» Work to complete: Skip the pictures and extract all of the lines exactly as written.

» Rows:
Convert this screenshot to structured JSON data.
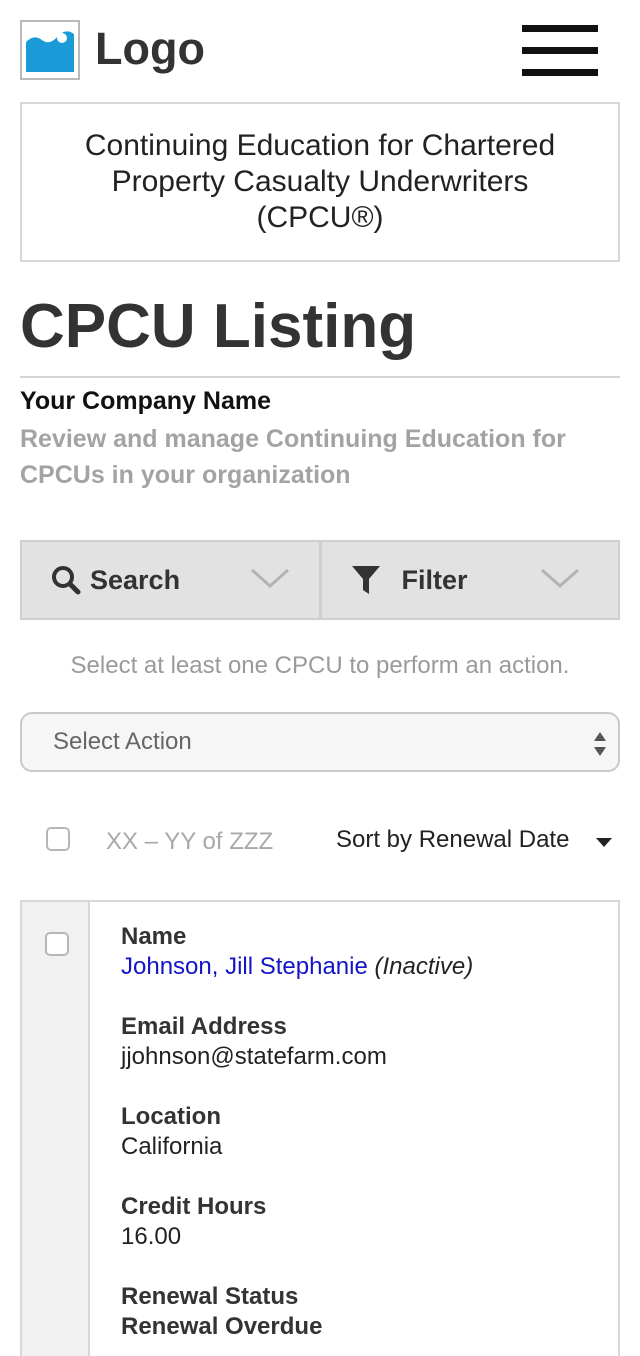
{
  "header": {
    "logo_text": "Logo",
    "logo_icon": "image-icon",
    "menu_icon": "hamburger-menu-icon"
  },
  "program": {
    "title": "Continuing Education for Chartered Property Casualty Underwriters (CPCU®)"
  },
  "page": {
    "title": "CPCU Listing",
    "company": "Your Company Name",
    "description": "Review and manage Continuing Education for CPCUs in your organization"
  },
  "toolbar": {
    "search_label": "Search",
    "search_icon": "search-icon",
    "filter_label": "Filter",
    "filter_icon": "filter-icon"
  },
  "actions": {
    "hint": "Select at least one CPCU to perform an action.",
    "select_value": "Select Action"
  },
  "list": {
    "range_text": "XX – YY of ZZZ",
    "sort_label": "Sort by Renewal Date"
  },
  "record": {
    "name_label": "Name",
    "name_value": "Johnson, Jill Stephanie",
    "name_status": "(Inactive)",
    "email_label": "Email Address",
    "email_value": "jjohnson@statefarm.com",
    "location_label": "Location",
    "location_value": "California",
    "credit_label": "Credit Hours",
    "credit_value": "16.00",
    "renewal_label": "Renewal Status",
    "renewal_value": "Renewal Overdue"
  },
  "colors": {
    "link": "#1414c8",
    "toolbar_bg": "#e2e2e2",
    "muted_text": "#a3a3a3",
    "logo_sky": "#1a9bd7"
  }
}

» Result below:
Convert this screenshot to structured JSON data.
{
  "header": {
    "logo_text": "Logo",
    "logo_icon": "image-icon",
    "menu_icon": "hamburger-menu-icon"
  },
  "program": {
    "title": "Continuing Education for Chartered Property Casualty Underwriters (CPCU®)"
  },
  "page": {
    "title": "CPCU Listing",
    "company": "Your Company Name",
    "description": "Review and manage Continuing Education for CPCUs in your organization"
  },
  "toolbar": {
    "search_label": "Search",
    "search_icon": "search-icon",
    "filter_label": "Filter",
    "filter_icon": "filter-icon"
  },
  "actions": {
    "hint": "Select at least one CPCU to perform an action.",
    "select_value": "Select Action"
  },
  "list": {
    "range_text": "XX – YY of ZZZ",
    "sort_label": "Sort by Renewal Date"
  },
  "record": {
    "name_label": "Name",
    "name_value": "Johnson, Jill Stephanie",
    "name_status": "(Inactive)",
    "email_label": "Email Address",
    "email_value": "jjohnson@statefarm.com",
    "location_label": "Location",
    "location_value": "California",
    "credit_label": "Credit Hours",
    "credit_value": "16.00",
    "renewal_label": "Renewal Status",
    "renewal_value": "Renewal Overdue"
  },
  "colors": {
    "link": "#1414c8",
    "toolbar_bg": "#e2e2e2",
    "muted_text": "#a3a3a3",
    "logo_sky": "#1a9bd7"
  }
}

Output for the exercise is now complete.